● Task description: Repeat each entry in full, exactly.

==== Records shown

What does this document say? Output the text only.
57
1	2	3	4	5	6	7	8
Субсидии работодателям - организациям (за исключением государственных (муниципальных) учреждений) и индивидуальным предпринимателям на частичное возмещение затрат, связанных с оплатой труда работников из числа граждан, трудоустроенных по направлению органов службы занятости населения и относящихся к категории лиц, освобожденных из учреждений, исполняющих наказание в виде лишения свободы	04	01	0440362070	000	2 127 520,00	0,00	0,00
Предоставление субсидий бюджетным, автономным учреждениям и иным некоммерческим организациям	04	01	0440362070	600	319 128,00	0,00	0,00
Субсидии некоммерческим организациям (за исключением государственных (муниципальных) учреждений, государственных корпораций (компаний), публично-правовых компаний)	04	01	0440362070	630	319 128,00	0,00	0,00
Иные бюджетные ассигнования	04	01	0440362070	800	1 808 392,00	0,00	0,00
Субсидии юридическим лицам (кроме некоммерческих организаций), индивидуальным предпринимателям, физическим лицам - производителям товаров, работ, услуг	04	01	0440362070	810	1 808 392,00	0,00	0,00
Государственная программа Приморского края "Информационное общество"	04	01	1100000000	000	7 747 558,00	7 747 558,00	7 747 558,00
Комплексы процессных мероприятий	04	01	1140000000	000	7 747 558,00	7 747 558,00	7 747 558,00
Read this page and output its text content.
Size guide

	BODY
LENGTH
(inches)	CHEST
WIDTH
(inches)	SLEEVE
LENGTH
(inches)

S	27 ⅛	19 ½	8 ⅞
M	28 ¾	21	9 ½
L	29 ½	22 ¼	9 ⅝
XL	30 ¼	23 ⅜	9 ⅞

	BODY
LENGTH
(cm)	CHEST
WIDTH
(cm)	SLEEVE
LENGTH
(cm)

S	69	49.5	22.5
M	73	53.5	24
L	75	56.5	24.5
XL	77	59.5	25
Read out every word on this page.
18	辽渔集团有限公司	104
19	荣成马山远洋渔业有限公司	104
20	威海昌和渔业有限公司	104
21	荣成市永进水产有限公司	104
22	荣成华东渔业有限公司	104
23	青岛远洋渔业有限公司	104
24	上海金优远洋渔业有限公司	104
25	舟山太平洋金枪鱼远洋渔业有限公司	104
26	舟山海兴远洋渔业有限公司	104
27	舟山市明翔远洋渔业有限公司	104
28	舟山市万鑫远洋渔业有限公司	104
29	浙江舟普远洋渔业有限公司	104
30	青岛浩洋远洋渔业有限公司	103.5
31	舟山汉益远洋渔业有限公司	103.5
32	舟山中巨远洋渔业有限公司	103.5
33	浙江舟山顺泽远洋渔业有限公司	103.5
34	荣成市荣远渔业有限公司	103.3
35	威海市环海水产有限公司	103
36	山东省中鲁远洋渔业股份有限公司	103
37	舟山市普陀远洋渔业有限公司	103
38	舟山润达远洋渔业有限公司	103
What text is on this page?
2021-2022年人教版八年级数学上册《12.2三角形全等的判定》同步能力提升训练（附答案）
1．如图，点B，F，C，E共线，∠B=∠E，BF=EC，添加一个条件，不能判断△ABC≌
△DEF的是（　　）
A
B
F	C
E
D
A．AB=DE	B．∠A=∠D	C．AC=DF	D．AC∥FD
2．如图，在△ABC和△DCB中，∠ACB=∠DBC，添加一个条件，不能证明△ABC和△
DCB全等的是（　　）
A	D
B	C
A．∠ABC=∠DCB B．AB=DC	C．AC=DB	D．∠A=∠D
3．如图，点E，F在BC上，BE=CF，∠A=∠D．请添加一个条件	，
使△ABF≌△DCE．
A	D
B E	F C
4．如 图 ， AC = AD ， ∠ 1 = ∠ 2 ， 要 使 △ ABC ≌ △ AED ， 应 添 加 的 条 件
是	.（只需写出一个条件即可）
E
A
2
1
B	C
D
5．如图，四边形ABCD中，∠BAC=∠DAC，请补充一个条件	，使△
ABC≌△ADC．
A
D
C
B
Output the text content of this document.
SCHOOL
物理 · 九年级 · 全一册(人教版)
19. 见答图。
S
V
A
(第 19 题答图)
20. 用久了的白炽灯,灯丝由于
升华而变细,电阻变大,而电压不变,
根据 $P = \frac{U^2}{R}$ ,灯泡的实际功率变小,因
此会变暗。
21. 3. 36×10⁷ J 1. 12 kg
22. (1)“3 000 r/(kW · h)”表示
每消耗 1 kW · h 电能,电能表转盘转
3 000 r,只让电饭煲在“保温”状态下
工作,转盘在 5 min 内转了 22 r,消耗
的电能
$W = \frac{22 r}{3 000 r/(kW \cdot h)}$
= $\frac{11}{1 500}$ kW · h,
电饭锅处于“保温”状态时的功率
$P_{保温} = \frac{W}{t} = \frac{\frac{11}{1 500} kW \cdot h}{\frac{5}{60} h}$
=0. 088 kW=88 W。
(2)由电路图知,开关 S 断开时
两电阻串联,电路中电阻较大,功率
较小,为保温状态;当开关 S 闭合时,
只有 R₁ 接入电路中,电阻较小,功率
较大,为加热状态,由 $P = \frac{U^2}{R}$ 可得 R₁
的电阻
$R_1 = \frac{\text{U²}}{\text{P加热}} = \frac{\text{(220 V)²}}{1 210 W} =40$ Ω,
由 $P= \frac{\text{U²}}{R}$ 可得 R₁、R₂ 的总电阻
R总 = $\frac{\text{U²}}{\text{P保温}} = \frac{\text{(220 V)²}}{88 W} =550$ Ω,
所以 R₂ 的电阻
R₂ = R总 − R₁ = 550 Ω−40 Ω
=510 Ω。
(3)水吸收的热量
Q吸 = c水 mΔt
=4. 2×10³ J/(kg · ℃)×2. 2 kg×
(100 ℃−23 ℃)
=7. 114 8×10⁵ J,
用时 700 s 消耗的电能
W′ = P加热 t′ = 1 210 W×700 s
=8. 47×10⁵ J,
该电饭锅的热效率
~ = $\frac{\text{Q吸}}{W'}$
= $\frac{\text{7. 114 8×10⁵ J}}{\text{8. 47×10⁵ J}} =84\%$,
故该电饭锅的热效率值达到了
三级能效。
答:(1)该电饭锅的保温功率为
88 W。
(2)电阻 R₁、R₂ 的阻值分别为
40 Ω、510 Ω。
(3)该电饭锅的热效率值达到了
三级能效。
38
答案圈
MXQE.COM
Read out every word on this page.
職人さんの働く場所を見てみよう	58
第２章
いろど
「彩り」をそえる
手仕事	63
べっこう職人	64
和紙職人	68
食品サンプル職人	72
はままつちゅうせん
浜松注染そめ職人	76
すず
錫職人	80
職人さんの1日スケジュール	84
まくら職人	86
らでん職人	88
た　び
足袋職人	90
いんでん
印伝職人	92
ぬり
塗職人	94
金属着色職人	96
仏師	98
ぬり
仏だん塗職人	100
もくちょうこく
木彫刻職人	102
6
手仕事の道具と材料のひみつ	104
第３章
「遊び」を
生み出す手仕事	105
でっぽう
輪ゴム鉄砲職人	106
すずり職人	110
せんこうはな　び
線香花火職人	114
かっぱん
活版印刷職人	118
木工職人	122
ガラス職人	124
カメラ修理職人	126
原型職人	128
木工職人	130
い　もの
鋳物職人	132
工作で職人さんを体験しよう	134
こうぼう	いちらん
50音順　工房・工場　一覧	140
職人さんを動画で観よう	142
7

========

● Answer to the exercise:
What does this document say? Output the text only.
57
1	2	3	4	5	6	7	8
Субсидии работодателям - организациям (за исключением государственных (муниципальных) учреждений) и индивидуальным предпринимателям на частичное возмещение затрат, связанных с оплатой труда работников из числа граждан, трудоустроенных по направлению органов службы занятости населения и относящихся к категории лиц, освобожденных из учреждений, исполняющих наказание в виде лишения свободы	04	01	0440362070	000	2 127 520,00	0,00	0,00
Предоставление субсидий бюджетным, автономным учреждениям и иным некоммерческим организациям	04	01	0440362070	600	319 128,00	0,00	0,00
Субсидии некоммерческим организациям (за исключением государственных (муниципальных) учреждений, государственных корпораций (компаний), публично-правовых компаний)	04	01	0440362070	630	319 128,00	0,00	0,00
Иные бюджетные ассигнования	04	01	0440362070	800	1 808 392,00	0,00	0,00
Субсидии юридическим лицам (кроме некоммерческих организаций), индивидуальным предпринимателям, физическим лицам - производителям товаров, работ, услуг	04	01	0440362070	810	1 808 392,00	0,00	0,00
Государственная программа Приморского края "Информационное общество"	04	01	1100000000	000	7 747 558,00	7 747 558,00	7 747 558,00
Комплексы процессных мероприятий	04	01	1140000000	000	7 747 558,00	7 747 558,00	7 747 558,00
Read this page and output its text content.
Size guide

	BODY
LENGTH
(inches)	CHEST
WIDTH
(inches)	SLEEVE
LENGTH
(inches)

S	27 ⅛	19 ½	8 ⅞
M	28 ¾	21	9 ½
L	29 ½	22 ¼	9 ⅝
XL	30 ¼	23 ⅜	9 ⅞

	BODY
LENGTH
(cm)	CHEST
WIDTH
(cm)	SLEEVE
LENGTH
(cm)

S	69	49.5	22.5
M	73	53.5	24
L	75	56.5	24.5
XL	77	59.5	25
Read out every word on this page.
18	辽渔集团有限公司	104
19	荣成马山远洋渔业有限公司	104
20	威海昌和渔业有限公司	104
21	荣成市永进水产有限公司	104
22	荣成华东渔业有限公司	104
23	青岛远洋渔业有限公司	104
24	上海金优远洋渔业有限公司	104
25	舟山太平洋金枪鱼远洋渔业有限公司	104
26	舟山海兴远洋渔业有限公司	104
27	舟山市明翔远洋渔业有限公司	104
28	舟山市万鑫远洋渔业有限公司	104
29	浙江舟普远洋渔业有限公司	104
30	青岛浩洋远洋渔业有限公司	103.5
31	舟山汉益远洋渔业有限公司	103.5
32	舟山中巨远洋渔业有限公司	103.5
33	浙江舟山顺泽远洋渔业有限公司	103.5
34	荣成市荣远渔业有限公司	103.3
35	威海市环海水产有限公司	103
36	山东省中鲁远洋渔业股份有限公司	103
37	舟山市普陀远洋渔业有限公司	103
38	舟山润达远洋渔业有限公司	103
What text is on this page?
2021-2022年人教版八年级数学上册《12.2三角形全等的判定》同步能力提升训练（附答案）
1．如图，点B，F，C，E共线，∠B=∠E，BF=EC，添加一个条件，不能判断△ABC≌
△DEF的是（　　）
A
B
F	C
E
D
A．AB=DE	B．∠A=∠D	C．AC=DF	D．AC∥FD
2．如图，在△ABC和△DCB中，∠ACB=∠DBC，添加一个条件，不能证明△ABC和△
DCB全等的是（　　）
A	D
B	C
A．∠ABC=∠DCB B．AB=DC	C．AC=DB	D．∠A=∠D
3．如图，点E，F在BC上，BE=CF，∠A=∠D．请添加一个条件	，
使△ABF≌△DCE．
A	D
B E	F C
4．如 图 ， AC = AD ， ∠ 1 = ∠ 2 ， 要 使 △ ABC ≌ △ AED ， 应 添 加 的 条 件
是	.（只需写出一个条件即可）
E
A
2
1
B	C
D
5．如图，四边形ABCD中，∠BAC=∠DAC，请补充一个条件	，使△
ABC≌△ADC．
A
D
C
B
Output the text content of this document.
SCHOOL
物理 · 九年级 · 全一册(人教版)
19. 见答图。
S
V
A
(第 19 题答图)
20. 用久了的白炽灯,灯丝由于
升华而变细,电阻变大,而电压不变,
根据 $P = \frac{U^2}{R}$ ,灯泡的实际功率变小,因
此会变暗。
21. 3. 36×10⁷ J 1. 12 kg
22. (1)“3 000 r/(kW · h)”表示
每消耗 1 kW · h 电能,电能表转盘转
3 000 r,只让电饭煲在“保温”状态下
工作,转盘在 5 min 内转了 22 r,消耗
的电能
$W = \frac{22 r}{3 000 r/(kW \cdot h)}$
= $\frac{11}{1 500}$ kW · h,
电饭锅处于“保温”状态时的功率
$P_{保温} = \frac{W}{t} = \frac{\frac{11}{1 500} kW \cdot h}{\frac{5}{60} h}$
=0. 088 kW=88 W。
(2)由电路图知,开关 S 断开时
两电阻串联,电路中电阻较大,功率
较小,为保温状态;当开关 S 闭合时,
只有 R₁ 接入电路中,电阻较小,功率
较大,为加热状态,由 $P = \frac{U^2}{R}$ 可得 R₁
的电阻
$R_1 = \frac{\text{U²}}{\text{P加热}} = \frac{\text{(220 V)²}}{1 210 W} =40$ Ω,
由 $P= \frac{\text{U²}}{R}$ 可得 R₁、R₂ 的总电阻
R总 = $\frac{\text{U²}}{\text{P保温}} = \frac{\text{(220 V)²}}{88 W} =550$ Ω,
所以 R₂ 的电阻
R₂ = R总 − R₁ = 550 Ω−40 Ω
=510 Ω。
(3)水吸收的热量
Q吸 = c水 mΔt
=4. 2×10³ J/(kg · ℃)×2. 2 kg×
(100 ℃−23 ℃)
=7. 114 8×10⁵ J,
用时 700 s 消耗的电能
W′ = P加热 t′ = 1 210 W×700 s
=8. 47×10⁵ J,
该电饭锅的热效率
~ = $\frac{\text{Q吸}}{W'}$
= $\frac{\text{7. 114 8×10⁵ J}}{\text{8. 47×10⁵ J}} =84\%$,
故该电饭锅的热效率值达到了
三级能效。
答:(1)该电饭锅的保温功率为
88 W。
(2)电阻 R₁、R₂ 的阻值分别为
40 Ω、510 Ω。
(3)该电饭锅的热效率值达到了
三级能效。
38
答案圈
MXQE.COM
Read out every word on this page.
職人さんの働く場所を見てみよう	58
第２章
いろど
「彩り」をそえる
手仕事	63
べっこう職人	64
和紙職人	68
食品サンプル職人	72
はままつちゅうせん
浜松注染そめ職人	76
すず
錫職人	80
職人さんの1日スケジュール	84
まくら職人	86
らでん職人	88
た　び
足袋職人	90
いんでん
印伝職人	92
ぬり
塗職人	94
金属着色職人	96
仏師	98
ぬり
仏だん塗職人	100
もくちょうこく
木彫刻職人	102
6
手仕事の道具と材料のひみつ	104
第３章
「遊び」を
生み出す手仕事	105
でっぽう
輪ゴム鉄砲職人	106
すずり職人	110
せんこうはな　び
線香花火職人	114
かっぱん
活版印刷職人	118
木工職人	122
ガラス職人	124
カメラ修理職人	126
原型職人	128
木工職人	130
い　もの
鋳物職人	132
工作で職人さんを体験しよう	134
こうぼう	いちらん
50音順　工房・工場　一覧	140
職人さんを動画で観よう	142
7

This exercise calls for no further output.